Dataset records
============

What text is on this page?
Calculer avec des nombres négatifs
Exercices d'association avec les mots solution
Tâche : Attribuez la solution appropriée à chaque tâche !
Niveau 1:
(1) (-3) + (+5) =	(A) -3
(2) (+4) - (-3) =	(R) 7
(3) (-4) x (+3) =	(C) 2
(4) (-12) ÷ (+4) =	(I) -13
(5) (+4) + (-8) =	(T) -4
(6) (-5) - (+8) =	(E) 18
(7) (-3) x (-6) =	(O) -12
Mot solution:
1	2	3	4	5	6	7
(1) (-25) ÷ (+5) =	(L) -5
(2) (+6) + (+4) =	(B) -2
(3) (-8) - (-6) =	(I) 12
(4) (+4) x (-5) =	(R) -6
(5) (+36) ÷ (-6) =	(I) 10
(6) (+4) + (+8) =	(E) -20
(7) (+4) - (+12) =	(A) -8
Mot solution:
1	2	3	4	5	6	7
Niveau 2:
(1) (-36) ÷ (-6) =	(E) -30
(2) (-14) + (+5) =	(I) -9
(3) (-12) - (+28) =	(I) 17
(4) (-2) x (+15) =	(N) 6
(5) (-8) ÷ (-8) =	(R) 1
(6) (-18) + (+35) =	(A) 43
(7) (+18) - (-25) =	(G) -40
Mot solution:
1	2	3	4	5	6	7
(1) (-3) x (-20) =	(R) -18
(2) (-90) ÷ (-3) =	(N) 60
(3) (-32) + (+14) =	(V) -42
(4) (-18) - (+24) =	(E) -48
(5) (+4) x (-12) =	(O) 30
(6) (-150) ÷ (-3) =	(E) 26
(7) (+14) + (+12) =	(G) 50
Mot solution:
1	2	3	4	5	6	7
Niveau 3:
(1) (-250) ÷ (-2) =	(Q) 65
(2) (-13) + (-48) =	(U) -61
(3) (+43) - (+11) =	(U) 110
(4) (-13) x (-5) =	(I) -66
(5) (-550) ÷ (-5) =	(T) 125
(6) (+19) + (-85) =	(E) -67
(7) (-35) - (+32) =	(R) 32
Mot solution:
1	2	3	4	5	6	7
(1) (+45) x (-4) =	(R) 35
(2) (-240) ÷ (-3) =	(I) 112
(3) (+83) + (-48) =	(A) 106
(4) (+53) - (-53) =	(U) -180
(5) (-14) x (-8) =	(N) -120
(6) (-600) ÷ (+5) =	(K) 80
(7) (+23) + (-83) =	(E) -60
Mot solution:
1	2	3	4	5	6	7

============

▶ **STATED EXERCISE**: From the listing, copy each line containing the word "avec".

▶ **WRITTEN ANSWER**:
Calculer avec des nombres négatifs
Exercices d'association avec les mots solution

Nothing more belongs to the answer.